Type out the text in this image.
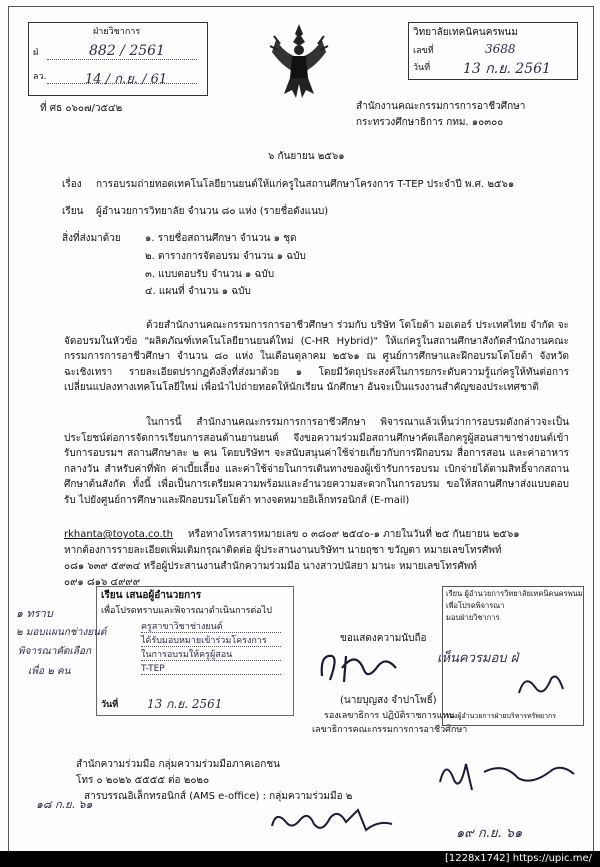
ฝ่ายวิชาการ
ฝ่	882 / 2561
ลว.	14 / ก.ย. / 61
วิทยาลัยเทคนิคนครพนม
เลขที่	3688
วันที่ 13 ก.ย. 2561
ที่ ศธ ๐๖๐๗/ว๕๔๒	สำนักงานคณะกรรมการการอาชีวศึกษา
กระทรวงศึกษาธิการ กทม. ๑๐๓๐๐
๖ กันยายน ๒๕๖๑
เรื่อง การอบรมถ่ายทอดเทคโนโลยียานยนต์ให้แก่ครูในสถานศึกษาโครงการ T-TEP ประจำปี พ.ศ. ๒๕๖๑
เรียน ผู้อำนวยการวิทยาลัย จำนวน ๘๐ แห่ง (รายชื่อดังแนบ)
สิ่งที่ส่งมาด้วย ๑. รายชื่อสถานศึกษา จำนวน ๑ ชุด
๒. ตารางการจัดอบรม จำนวน ๑ ฉบับ
๓. แบบตอบรับ จำนวน ๑ ฉบับ
๔. แผนที่ จำนวน ๑ ฉบับ
ด้วยสำนักงานคณะกรรมการการอาชีวศึกษา ร่วมกับ บริษัท โตโยต้า มอเตอร์ ประเทศไทย จำกัด จะจัดอบรมในหัวข้อ "ผลิตภัณฑ์เทคโนโลยียานยนต์ใหม่ (C-HR Hybrid)" ให้แก่ครูในสถานศึกษาสังกัดสำนักงานคณะกรรมการการอาชีวศึกษา จำนวน ๘๐ แห่ง ในเดือนตุลาคม ๒๕๖๑ ณ ศูนย์การศึกษาและฝึกอบรมโตโยต้า จังหวัดฉะเชิงเทรา รายละเอียดปรากฏดังสิ่งที่ส่งมาด้วย ๑ โดยมีวัตถุประสงค์ในการยกระดับความรู้แก่ครูให้ทันต่อการเปลี่ยนแปลงทางเทคโนโลยีใหม่ เพื่อนำไปถ่ายทอดให้นักเรียน นักศึกษา อันจะเป็นแรงงานสำคัญของประเทศชาติ
ในการนี้ สำนักงานคณะกรรมการการอาชีวศึกษา พิจารณาแล้วเห็นว่าการอบรมดังกล่าวจะเป็นประโยชน์ต่อการจัดการเรียนการสอนด้านยานยนต์ จึงขอความร่วมมือสถานศึกษาคัดเลือกครูผู้สอนสาขาช่างยนต์เข้ารับการอบรมฯ สถานศึกษาละ ๒ คน โดยบริษัทฯ จะสนับสนุนค่าใช้จ่ายเกี่ยวกับการฝึกอบรม สื่อการสอน และค่าอาหารกลางวัน สำหรับค่าที่พัก ค่าเบี้ยเลี้ยง และค่าใช้จ่ายในการเดินทางของผู้เข้ารับการอบรม เบิกจ่ายได้ตามสิทธิ์จากสถานศึกษาต้นสังกัด ทั้งนี้ เพื่อเป็นการเตรียมความพร้อมและอำนวยความสะดวกในการอบรม ขอให้สถานศึกษาส่งแบบตอบรับ ไปยังศูนย์การศึกษาและฝึกอบรมโตโยต้า ทางจดหมายอิเล็กทรอนิกส์ (E-mail)
rkhanta@toyota.co.th หรือทางโทรสารหมายเลข ๐ ๓๘๐๙ ๒๕๔๐-๑ ภายในวันที่ ๒๕ กันยายน ๒๕๖๑
หากต้องการรายละเอียดเพิ่มเติมกรุณาติดต่อ ผู้ประสานงานบริษัทฯ นายฤชา ขวัญตา หมายเลขโทรศัพท์
๐๘๑ ๖๓๙ ๕๙๓๔ หรือผู้ประสานงานสำนักความร่วมมือ นางสาวปนัสยา มานะ หมายเลขโทรศัพท์
๐๙๑ ๘๑๖ ๔๙๙๙
เรียน เสนอผู้อำนวยการ
เพื่อโปรดทราบและพิจารณาดำเนินการต่อไป
ครูสาขาวิชาช่างยนต์
ได้รับมอบหมายเข้าร่วมโครงการ
ในการอบรมให้ครูผู้สอน
T-TEP
วันที่ 13 ก.ย. 2561
๑ ทราบ
๒ มอบแผนกช่างยนต์
พิจารณาคัดเลือก
เพื่อ ๒ คน
ขอแสดงความนับถือ
(นายบุญสง จำปาโพธิ์)
รองเลขาธิการ ปฏิบัติราชการแทน
เลขาธิการคณะกรรมการการอาชีวศึกษา
เรียน ผู้อำนวยการวิทยาลัยเทคนิคนครพนม
เพื่อโปรดพิจารณา
มอบฝ่ายวิชาการ
เห็นควรมอบ ฝ่
รองผู้อำนวยการฝ่ายบริหารทรัพยากร
สำนักความร่วมมือ กลุ่มความร่วมมือภาคเอกชน
โทร ๐ ๒๐๒๖ ๕๕๕๕ ต่อ ๒๐๒๐
สารบรรณอิเล็กทรอนิกส์ (AMS e-office) : กลุ่มความร่วมมือ ๒
๑๘ ก.ย. ๖๑
๑๙ ก.ย. ๖๑
[1228x1742] https://upic.me/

+++++

AIM -
Count the lines in the records above that contain the word "รายช", and give only that number.

WORKED ANSWER -
2